→ **TASK OBJECTIVE**
Copy out every line of the records below with no changes at all.

[Extracted data entries]
-- -- --
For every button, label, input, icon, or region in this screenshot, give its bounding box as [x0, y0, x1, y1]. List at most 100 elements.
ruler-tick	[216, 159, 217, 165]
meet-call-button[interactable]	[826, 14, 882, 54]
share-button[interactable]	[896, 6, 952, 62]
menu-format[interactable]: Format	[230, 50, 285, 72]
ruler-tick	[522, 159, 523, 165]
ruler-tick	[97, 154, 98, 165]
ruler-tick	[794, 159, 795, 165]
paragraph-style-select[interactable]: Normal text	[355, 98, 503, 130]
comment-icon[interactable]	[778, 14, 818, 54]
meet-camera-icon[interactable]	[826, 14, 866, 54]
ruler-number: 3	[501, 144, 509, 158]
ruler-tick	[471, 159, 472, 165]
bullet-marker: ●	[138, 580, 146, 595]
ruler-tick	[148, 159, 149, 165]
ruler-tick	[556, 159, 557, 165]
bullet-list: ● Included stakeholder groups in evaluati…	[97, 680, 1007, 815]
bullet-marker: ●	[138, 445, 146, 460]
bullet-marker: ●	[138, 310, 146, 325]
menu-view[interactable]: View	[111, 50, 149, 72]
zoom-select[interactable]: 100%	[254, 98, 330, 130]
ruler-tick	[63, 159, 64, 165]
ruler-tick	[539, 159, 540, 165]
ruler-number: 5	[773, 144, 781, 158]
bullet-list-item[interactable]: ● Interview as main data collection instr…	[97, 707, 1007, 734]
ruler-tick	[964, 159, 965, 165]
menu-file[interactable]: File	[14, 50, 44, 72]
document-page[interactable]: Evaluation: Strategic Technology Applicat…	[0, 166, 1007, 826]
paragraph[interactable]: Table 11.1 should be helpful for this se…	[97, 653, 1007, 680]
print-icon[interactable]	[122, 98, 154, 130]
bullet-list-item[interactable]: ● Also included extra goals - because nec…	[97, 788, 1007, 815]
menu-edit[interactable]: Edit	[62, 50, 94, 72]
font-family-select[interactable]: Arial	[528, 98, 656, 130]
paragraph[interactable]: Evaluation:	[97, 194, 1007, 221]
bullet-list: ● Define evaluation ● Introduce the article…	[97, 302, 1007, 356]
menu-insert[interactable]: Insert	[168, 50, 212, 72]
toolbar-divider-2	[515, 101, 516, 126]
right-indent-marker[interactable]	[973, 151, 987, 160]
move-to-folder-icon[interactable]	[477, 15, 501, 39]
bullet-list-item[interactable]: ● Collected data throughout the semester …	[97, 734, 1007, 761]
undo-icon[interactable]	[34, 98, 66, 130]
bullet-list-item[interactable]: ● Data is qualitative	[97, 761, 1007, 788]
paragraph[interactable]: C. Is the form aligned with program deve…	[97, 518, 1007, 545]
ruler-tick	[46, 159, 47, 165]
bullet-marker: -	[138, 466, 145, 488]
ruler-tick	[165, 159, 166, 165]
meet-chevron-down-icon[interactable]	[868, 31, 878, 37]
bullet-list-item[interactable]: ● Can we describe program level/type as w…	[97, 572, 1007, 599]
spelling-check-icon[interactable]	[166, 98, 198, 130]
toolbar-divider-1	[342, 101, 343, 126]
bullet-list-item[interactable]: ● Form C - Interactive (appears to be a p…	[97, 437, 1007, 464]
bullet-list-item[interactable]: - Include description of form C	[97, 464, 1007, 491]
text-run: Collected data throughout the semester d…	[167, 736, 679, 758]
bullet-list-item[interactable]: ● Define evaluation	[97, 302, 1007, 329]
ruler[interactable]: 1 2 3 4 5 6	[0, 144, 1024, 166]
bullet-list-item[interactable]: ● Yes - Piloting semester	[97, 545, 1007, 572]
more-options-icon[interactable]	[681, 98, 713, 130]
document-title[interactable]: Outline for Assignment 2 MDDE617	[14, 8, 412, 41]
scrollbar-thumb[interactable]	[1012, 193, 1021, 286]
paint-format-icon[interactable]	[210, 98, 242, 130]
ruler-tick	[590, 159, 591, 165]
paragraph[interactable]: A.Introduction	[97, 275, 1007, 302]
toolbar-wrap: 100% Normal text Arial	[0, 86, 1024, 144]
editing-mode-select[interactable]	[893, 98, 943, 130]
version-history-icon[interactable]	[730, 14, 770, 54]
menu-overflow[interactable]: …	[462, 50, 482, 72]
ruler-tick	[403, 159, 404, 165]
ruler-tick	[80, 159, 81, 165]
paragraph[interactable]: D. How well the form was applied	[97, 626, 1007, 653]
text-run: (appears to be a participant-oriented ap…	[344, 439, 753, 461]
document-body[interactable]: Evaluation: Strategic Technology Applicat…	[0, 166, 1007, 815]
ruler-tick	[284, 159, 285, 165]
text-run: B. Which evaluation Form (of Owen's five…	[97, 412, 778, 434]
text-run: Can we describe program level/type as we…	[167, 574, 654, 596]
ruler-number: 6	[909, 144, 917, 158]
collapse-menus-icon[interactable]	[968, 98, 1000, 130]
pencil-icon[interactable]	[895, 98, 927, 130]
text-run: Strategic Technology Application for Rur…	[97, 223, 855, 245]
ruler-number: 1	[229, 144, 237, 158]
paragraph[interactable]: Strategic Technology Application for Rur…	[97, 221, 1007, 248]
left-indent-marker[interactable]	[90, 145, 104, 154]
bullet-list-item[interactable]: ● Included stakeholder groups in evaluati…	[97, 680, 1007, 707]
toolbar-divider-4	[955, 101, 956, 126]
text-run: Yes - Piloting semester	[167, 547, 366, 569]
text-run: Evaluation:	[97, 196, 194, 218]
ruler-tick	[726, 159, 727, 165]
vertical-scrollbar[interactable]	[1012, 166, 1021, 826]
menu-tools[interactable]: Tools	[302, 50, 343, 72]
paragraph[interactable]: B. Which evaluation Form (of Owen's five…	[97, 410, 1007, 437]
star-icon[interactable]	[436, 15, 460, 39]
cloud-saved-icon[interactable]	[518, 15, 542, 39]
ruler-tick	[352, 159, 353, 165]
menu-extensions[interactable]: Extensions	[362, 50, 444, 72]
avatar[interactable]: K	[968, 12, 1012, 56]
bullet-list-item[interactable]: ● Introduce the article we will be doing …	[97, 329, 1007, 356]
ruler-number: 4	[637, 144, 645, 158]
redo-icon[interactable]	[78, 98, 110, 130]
-- -- --
→ **ANSWER IN FULL**
For every button, label, input, icon, or region in this screenshot, give its bounding box as [x0, y0, x1, y1]. List at most 100 elements.
ruler-tick	[216, 159, 217, 165]
meet-call-button[interactable]	[826, 14, 882, 54]
share-button[interactable]	[896, 6, 952, 62]
menu-format[interactable]: Format	[230, 50, 285, 72]
ruler-tick	[522, 159, 523, 165]
ruler-tick	[97, 154, 98, 165]
ruler-tick	[794, 159, 795, 165]
paragraph-style-select[interactable]: Normal text	[355, 98, 503, 130]
comment-icon[interactable]	[778, 14, 818, 54]
meet-camera-icon[interactable]	[826, 14, 866, 54]
ruler-number: 3	[501, 144, 509, 158]
ruler-tick	[471, 159, 472, 165]
bullet-marker: ●	[138, 580, 146, 595]
ruler-tick	[148, 159, 149, 165]
ruler-tick	[556, 159, 557, 165]
bullet-list: ● Included stakeholder groups in evaluati…	[97, 680, 1007, 815]
bullet-marker: ●	[138, 445, 146, 460]
bullet-marker: ●	[138, 310, 146, 325]
menu-view[interactable]: View	[111, 50, 149, 72]
zoom-select[interactable]: 100%	[254, 98, 330, 130]
ruler-tick	[63, 159, 64, 165]
ruler-tick	[539, 159, 540, 165]
ruler-number: 5	[773, 144, 781, 158]
bullet-list-item[interactable]: ● Interview as main data collection instr…	[97, 707, 1007, 734]
ruler-tick	[964, 159, 965, 165]
menu-file[interactable]: File	[14, 50, 44, 72]
document-page[interactable]: Evaluation: Strategic Technology Applicat…	[0, 166, 1007, 826]
paragraph[interactable]: Table 11.1 should be helpful for this se…	[97, 653, 1007, 680]
print-icon[interactable]	[122, 98, 154, 130]
bullet-list-item[interactable]: ● Also included extra goals - because nec…	[97, 788, 1007, 815]
menu-edit[interactable]: Edit	[62, 50, 94, 72]
font-family-select[interactable]: Arial	[528, 98, 656, 130]
paragraph[interactable]: Evaluation:	[97, 194, 1007, 221]
bullet-list: ● Define evaluation ● Introduce the article…	[97, 302, 1007, 356]
menu-insert[interactable]: Insert	[168, 50, 212, 72]
toolbar-divider-2	[515, 101, 516, 126]
right-indent-marker[interactable]	[973, 151, 987, 160]
move-to-folder-icon[interactable]	[477, 15, 501, 39]
bullet-list-item[interactable]: ● Collected data throughout the semester …	[97, 734, 1007, 761]
undo-icon[interactable]	[34, 98, 66, 130]
bullet-list-item[interactable]: ● Data is qualitative	[97, 761, 1007, 788]
paragraph[interactable]: C. Is the form aligned with program deve…	[97, 518, 1007, 545]
ruler-tick	[46, 159, 47, 165]
bullet-marker: -	[138, 466, 145, 488]
ruler-tick	[165, 159, 166, 165]
meet-chevron-down-icon[interactable]	[868, 31, 878, 37]
bullet-list-item[interactable]: ● Can we describe program level/type as w…	[97, 572, 1007, 599]
spelling-check-icon[interactable]	[166, 98, 198, 130]
toolbar-divider-1	[342, 101, 343, 126]
bullet-list-item[interactable]: ● Form C - Interactive (appears to be a p…	[97, 437, 1007, 464]
bullet-list-item[interactable]: - Include description of form C	[97, 464, 1007, 491]
text-run: Collected data throughout the semester d…	[167, 736, 679, 758]
bullet-list-item[interactable]: ● Define evaluation	[97, 302, 1007, 329]
ruler[interactable]: 1 2 3 4 5 6	[0, 144, 1024, 166]
bullet-list-item[interactable]: ● Yes - Piloting semester	[97, 545, 1007, 572]
more-options-icon[interactable]	[681, 98, 713, 130]
document-title[interactable]: Outline for Assignment 2 MDDE617	[14, 8, 412, 41]
scrollbar-thumb[interactable]	[1012, 193, 1021, 286]
paint-format-icon[interactable]	[210, 98, 242, 130]
ruler-tick	[590, 159, 591, 165]
paragraph[interactable]: A.Introduction	[97, 275, 1007, 302]
toolbar-wrap: 100% Normal text Arial	[0, 86, 1024, 144]
editing-mode-select[interactable]	[893, 98, 943, 130]
version-history-icon[interactable]	[730, 14, 770, 54]
menu-overflow[interactable]: …	[462, 50, 482, 72]
ruler-tick	[403, 159, 404, 165]
ruler-tick	[80, 159, 81, 165]
paragraph[interactable]: D. How well the form was applied	[97, 626, 1007, 653]
text-run: (appears to be a participant-oriented ap…	[344, 439, 753, 461]
document-body[interactable]: Evaluation: Strategic Technology Applicat…	[0, 166, 1007, 815]
ruler-tick	[284, 159, 285, 165]
text-run: B. Which evaluation Form (of Owen's five…	[97, 412, 778, 434]
text-run: Can we describe program level/type as we…	[167, 574, 654, 596]
ruler-number: 6	[909, 144, 917, 158]
collapse-menus-icon[interactable]	[968, 98, 1000, 130]
pencil-icon[interactable]	[895, 98, 927, 130]
text-run: Strategic Technology Application for Rur…	[97, 223, 855, 245]
ruler-number: 1	[229, 144, 237, 158]
paragraph[interactable]: Strategic Technology Application for Rur…	[97, 221, 1007, 248]
left-indent-marker[interactable]	[90, 145, 104, 154]
bullet-list-item[interactable]: ● Included stakeholder groups in evaluati…	[97, 680, 1007, 707]
toolbar-divider-4	[955, 101, 956, 126]
text-run: Yes - Piloting semester	[167, 547, 366, 569]
text-run: Evaluation:	[97, 196, 194, 218]
ruler-tick	[726, 159, 727, 165]
vertical-scrollbar[interactable]	[1012, 166, 1021, 826]
menu-tools[interactable]: Tools	[302, 50, 343, 72]
paragraph[interactable]: B. Which evaluation Form (of Owen's five…	[97, 410, 1007, 437]
star-icon[interactable]	[436, 15, 460, 39]
cloud-saved-icon[interactable]	[518, 15, 542, 39]
ruler-tick	[352, 159, 353, 165]
menu-extensions[interactable]: Extensions	[362, 50, 444, 72]
avatar[interactable]: K	[968, 12, 1012, 56]
bullet-list-item[interactable]: ● Introduce the article we will be doing …	[97, 329, 1007, 356]
ruler-number: 4	[637, 144, 645, 158]
redo-icon[interactable]	[78, 98, 110, 130]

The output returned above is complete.